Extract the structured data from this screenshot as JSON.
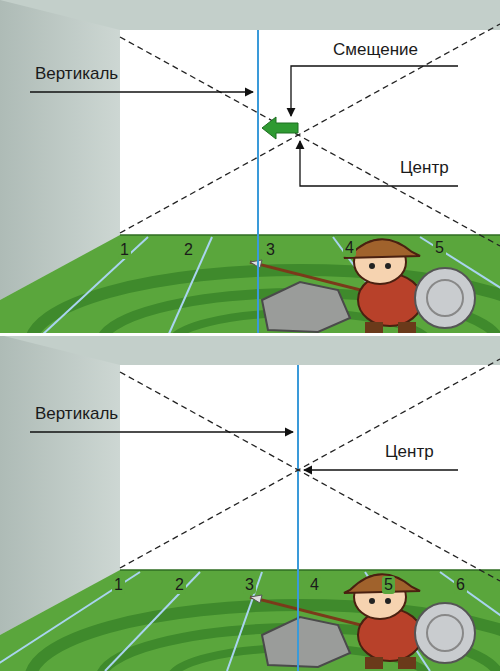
{
  "diagram": {
    "labels": [
      "Вертикаль",
      "Смещение",
      "Центр",
      "1",
      "2",
      "3",
      "4",
      "5",
      "Вертикаль",
      "Центр",
      "1",
      "2",
      "3",
      "4",
      "5",
      "6"
    ]
  }
}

_The exercise_: Pictures are excluded; copy every other part of the records exactly.

_Task solution_:
Extract the structured data from this screenshot as JSON.
{
  "diagram": {
    "labels": [
      "Вертикаль",
      "Смещение",
      "Центр",
      "1",
      "2",
      "3",
      "4",
      "5",
      "Вертикаль",
      "Центр",
      "1",
      "2",
      "3",
      "4",
      "5",
      "6"
    ]
  }
}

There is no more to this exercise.